_Exercise:_
Copy nothing but the text: repeat each entry exactly and drop the images.

_A block of data:_
►

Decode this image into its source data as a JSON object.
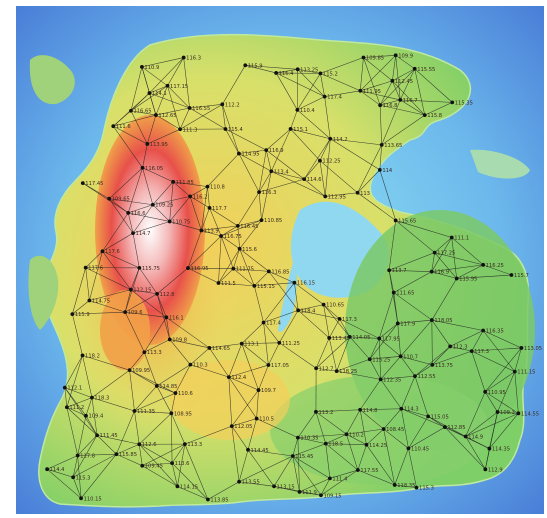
{
  "map": {
    "description_colors": {
      "ocean_deep": "#4f8fe0",
      "ocean_shallow": "#7fd0ee",
      "lowland": "#7ecb6a",
      "midland": "#f2e06a",
      "highland": "#f1a040",
      "mountain": "#e8504a",
      "peak": "#f4f0f0"
    },
    "node_color": "#111111",
    "edge_color": "#222222",
    "labels": [
      "113",
      "115.25",
      "115.85",
      "108.45",
      "112.25",
      "111.35",
      "114.9",
      "117.6",
      "115.65",
      "110.75",
      "114.35",
      "115.6",
      "109.65",
      "111.5",
      "114.45",
      "110.35",
      "116.8",
      "117.4",
      "114",
      "116.75",
      "113.55",
      "115.9",
      "112.65",
      "109.85",
      "111.85",
      "114.95",
      "116.9",
      "118.25",
      "115.15",
      "113.15",
      "112.15",
      "116.35",
      "113.75",
      "108.95",
      "109.6",
      "114.25",
      "112.7",
      "115.3",
      "110.5",
      "113.3",
      "118.5",
      "116.3",
      "112.8",
      "117.55",
      "110.3",
      "109.25",
      "114.75",
      "111.15",
      "116.85",
      "112.55",
      "115.75",
      "117.8",
      "113.85",
      "116.05",
      "109.15",
      "114.85",
      "111.65",
      "115.55",
      "110.85",
      "117.95",
      "112.95",
      "116.45",
      "114.15",
      "113.45",
      "110.95",
      "118.35",
      "115.45",
      "116.65",
      "109.45",
      "113.65",
      "112.85",
      "111.25",
      "117.25",
      "114.05",
      "116.55",
      "110.65",
      "115.05",
      "113.95",
      "111.75",
      "117.05",
      "116.15",
      "112.35",
      "115.95",
      "110.15",
      "118.05",
      "114.55",
      "113.05",
      "116.25",
      "112.45",
      "111.95",
      "117.45",
      "115.35",
      "109.95",
      "114.65",
      "113.25",
      "110.45",
      "116.95",
      "112.05",
      "115.7",
      "111.45",
      "117.15",
      "114.7",
      "113.7",
      "110.7",
      "116.7",
      "109.7",
      "115.2",
      "112.2",
      "113.2",
      "117.7",
      "111.2",
      "114.2",
      "116.2",
      "110.2",
      "118.2",
      "115.8",
      "112.6",
      "113.6",
      "111.6",
      "116.6",
      "109.8",
      "114.8",
      "117.3",
      "110.8",
      "115.1",
      "112.9",
      "116.1",
      "113.9",
      "111.9",
      "114.1",
      "117.9",
      "110.9",
      "116.4",
      "109.4",
      "115.4",
      "112.4",
      "113.4",
      "111.4",
      "118.4",
      "114.4",
      "117.4",
      "110.4",
      "116.9",
      "109.9",
      "115.9",
      "112.1",
      "113.1",
      "111.1",
      "114.6",
      "117.6",
      "110.6",
      "116.3",
      "109.3",
      "115.3",
      "112.3",
      "113.3",
      "111.3",
      "118.3",
      "114.3",
      "117.3"
    ]
  }
}
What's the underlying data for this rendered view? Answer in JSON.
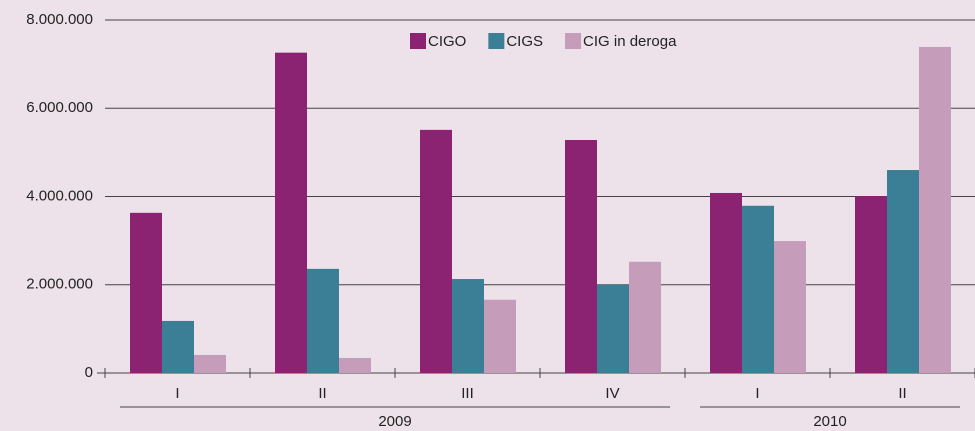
{
  "chart_data": {
    "type": "bar",
    "categories": [
      "I",
      "II",
      "III",
      "IV",
      "I",
      "II"
    ],
    "group_labels": [
      "2009",
      "2010"
    ],
    "series": [
      {
        "name": "CIGO",
        "color": "#8b2272",
        "values": [
          3630000,
          7260000,
          5510000,
          5280000,
          4080000,
          4010000
        ]
      },
      {
        "name": "CIGS",
        "color": "#3b7f96",
        "values": [
          1180000,
          2360000,
          2130000,
          2000000,
          3790000,
          4600000
        ]
      },
      {
        "name": "CIG in deroga",
        "color": "#c59dba",
        "values": [
          410000,
          340000,
          1660000,
          2520000,
          2990000,
          7390000
        ]
      }
    ],
    "ylim": [
      0,
      8000000
    ],
    "yticks": [
      0,
      {
        "value": 2000000,
        "label": "2.000.000"
      },
      {
        "value": 4000000,
        "label": "4.000.000"
      },
      {
        "value": 6000000,
        "label": "6.000.000"
      },
      {
        "value": 8000000,
        "label": "8.000.000"
      }
    ],
    "grid": true,
    "legend": "top"
  }
}
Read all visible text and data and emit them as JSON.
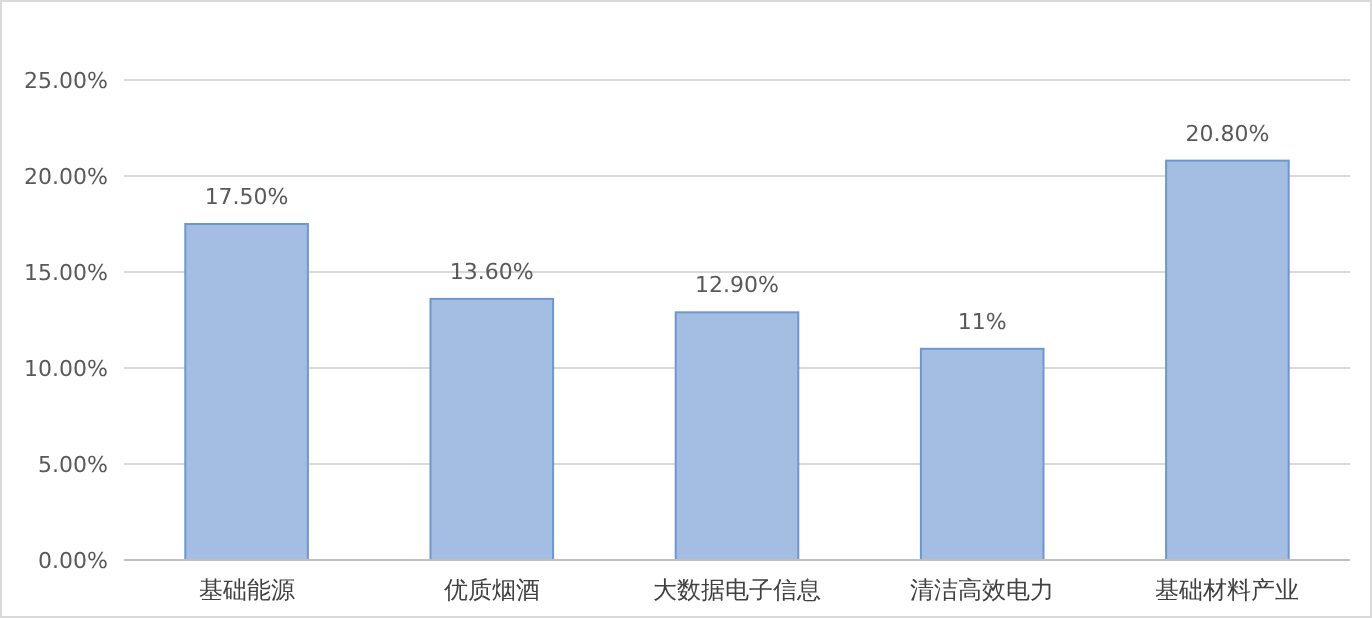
{
  "chart_data": {
    "type": "bar",
    "categories": [
      "基础能源",
      "优质烟酒",
      "大数据电子信息",
      "清洁高效电力",
      "基础材料产业"
    ],
    "values": [
      17.5,
      13.6,
      12.9,
      11,
      20.8
    ],
    "value_labels": [
      "17.50%",
      "13.60%",
      "12.90%",
      "11%",
      "20.80%"
    ],
    "color": "#a3bde3",
    "ylim": [
      0,
      25
    ],
    "yticks": [
      {
        "value": 0,
        "label": "0.00%"
      },
      {
        "value": 5,
        "label": "5.00%"
      },
      {
        "value": 10,
        "label": "10.00%"
      },
      {
        "value": 15,
        "label": "15.00%"
      },
      {
        "value": 20,
        "label": "20.00%"
      },
      {
        "value": 25,
        "label": "25.00%"
      }
    ],
    "grid": "y"
  }
}
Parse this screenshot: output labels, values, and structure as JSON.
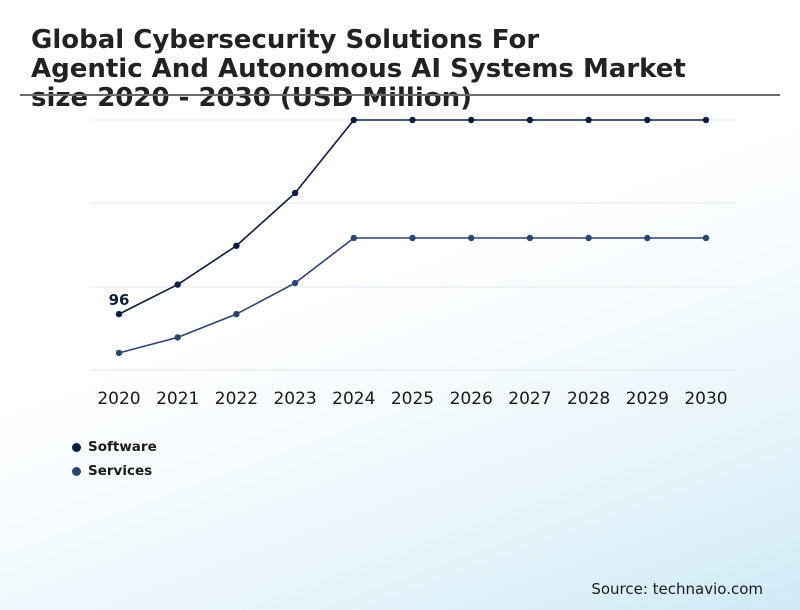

◄

_Output for this task:_
Decode this image into its source data as a JSON object.
{
  "map": {
    "description_colors": {
      "ocean_deep": "#4f8fe0",
      "ocean_shallow": "#7fd0ee",
      "lowland": "#7ecb6a",
      "midland": "#f2e06a",
      "highland": "#f1a040",
      "mountain": "#e8504a",
      "peak": "#f4f0f0"
    },
    "node_color": "#111111",
    "edge_color": "#222222",
    "labels": [
      "113",
      "115.25",
      "115.85",
      "108.45",
      "112.25",
      "111.35",
      "114.9",
      "117.6",
      "115.65",
      "110.75",
      "114.35",
      "115.6",
      "109.65",
      "111.5",
      "114.45",
      "110.35",
      "116.8",
      "117.4",
      "114",
      "116.75",
      "113.55",
      "115.9",
      "112.65",
      "109.85",
      "111.85",
      "114.95",
      "116.9",
      "118.25",
      "115.15",
      "113.15",
      "112.15",
      "116.35",
      "113.75",
      "108.95",
      "109.6",
      "114.25",
      "112.7",
      "115.3",
      "110.5",
      "113.3",
      "118.5",
      "116.3",
      "112.8",
      "117.55",
      "110.3",
      "109.25",
      "114.75",
      "111.15",
      "116.85",
      "112.55",
      "115.75",
      "117.8",
      "113.85",
      "116.05",
      "109.15",
      "114.85",
      "111.65",
      "115.55",
      "110.85",
      "117.95",
      "112.95",
      "116.45",
      "114.15",
      "113.45",
      "110.95",
      "118.35",
      "115.45",
      "116.65",
      "109.45",
      "113.65",
      "112.85",
      "111.25",
      "117.25",
      "114.05",
      "116.55",
      "110.65",
      "115.05",
      "113.95",
      "111.75",
      "117.05",
      "116.15",
      "112.35",
      "115.95",
      "110.15",
      "118.05",
      "114.55",
      "113.05",
      "116.25",
      "112.45",
      "111.95",
      "117.45",
      "115.35",
      "109.95",
      "114.65",
      "113.25",
      "110.45",
      "116.95",
      "112.05",
      "115.7",
      "111.45",
      "117.15",
      "114.7",
      "113.7",
      "110.7",
      "116.7",
      "109.7",
      "115.2",
      "112.2",
      "113.2",
      "117.7",
      "111.2",
      "114.2",
      "116.2",
      "110.2",
      "118.2",
      "115.8",
      "112.6",
      "113.6",
      "111.6",
      "116.6",
      "109.8",
      "114.8",
      "117.3",
      "110.8",
      "115.1",
      "112.9",
      "116.1",
      "113.9",
      "111.9",
      "114.1",
      "117.9",
      "110.9",
      "116.4",
      "109.4",
      "115.4",
      "112.4",
      "113.4",
      "111.4",
      "118.4",
      "114.4",
      "117.4",
      "110.4",
      "116.9",
      "109.9",
      "115.9",
      "112.1",
      "113.1",
      "111.1",
      "114.6",
      "117.6",
      "110.6",
      "116.3",
      "109.3",
      "115.3",
      "112.3",
      "113.3",
      "111.3",
      "118.3",
      "114.3",
      "117.3"
    ]
  }
}
What's the underlying data for this rendered view? Answer in JSON.
{
  "chart_data": {
    "type": "bar",
    "categories": [
      "I",
      "II",
      "III",
      "IV",
      "I",
      "II"
    ],
    "group_labels": [
      "2009",
      "2010"
    ],
    "series": [
      {
        "name": "CIGO",
        "color": "#8b2272",
        "values": [
          3630000,
          7260000,
          5510000,
          5280000,
          4080000,
          4010000
        ]
      },
      {
        "name": "CIGS",
        "color": "#3b7f96",
        "values": [
          1180000,
          2360000,
          2130000,
          2000000,
          3790000,
          4600000
        ]
      },
      {
        "name": "CIG in deroga",
        "color": "#c59dba",
        "values": [
          410000,
          340000,
          1660000,
          2520000,
          2990000,
          7390000
        ]
      }
    ],
    "ylim": [
      0,
      8000000
    ],
    "yticks": [
      0,
      {
        "value": 2000000,
        "label": "2.000.000"
      },
      {
        "value": 4000000,
        "label": "4.000.000"
      },
      {
        "value": 6000000,
        "label": "6.000.000"
      },
      {
        "value": 8000000,
        "label": "8.000.000"
      }
    ],
    "grid": true,
    "legend": "top"
  }
}
Read all visible text and data and emit them as JSON.
{
  "chart_data": {
    "type": "bar",
    "categories": [
      "基础能源",
      "优质烟酒",
      "大数据电子信息",
      "清洁高效电力",
      "基础材料产业"
    ],
    "values": [
      17.5,
      13.6,
      12.9,
      11,
      20.8
    ],
    "value_labels": [
      "17.50%",
      "13.60%",
      "12.90%",
      "11%",
      "20.80%"
    ],
    "color": "#a3bde3",
    "ylim": [
      0,
      25
    ],
    "yticks": [
      {
        "value": 0,
        "label": "0.00%"
      },
      {
        "value": 5,
        "label": "5.00%"
      },
      {
        "value": 10,
        "label": "10.00%"
      },
      {
        "value": 15,
        "label": "15.00%"
      },
      {
        "value": 20,
        "label": "20.00%"
      },
      {
        "value": 25,
        "label": "25.00%"
      }
    ],
    "grid": "y"
  }
}
Parse this screenshot: output labels, values, and structure as JSON.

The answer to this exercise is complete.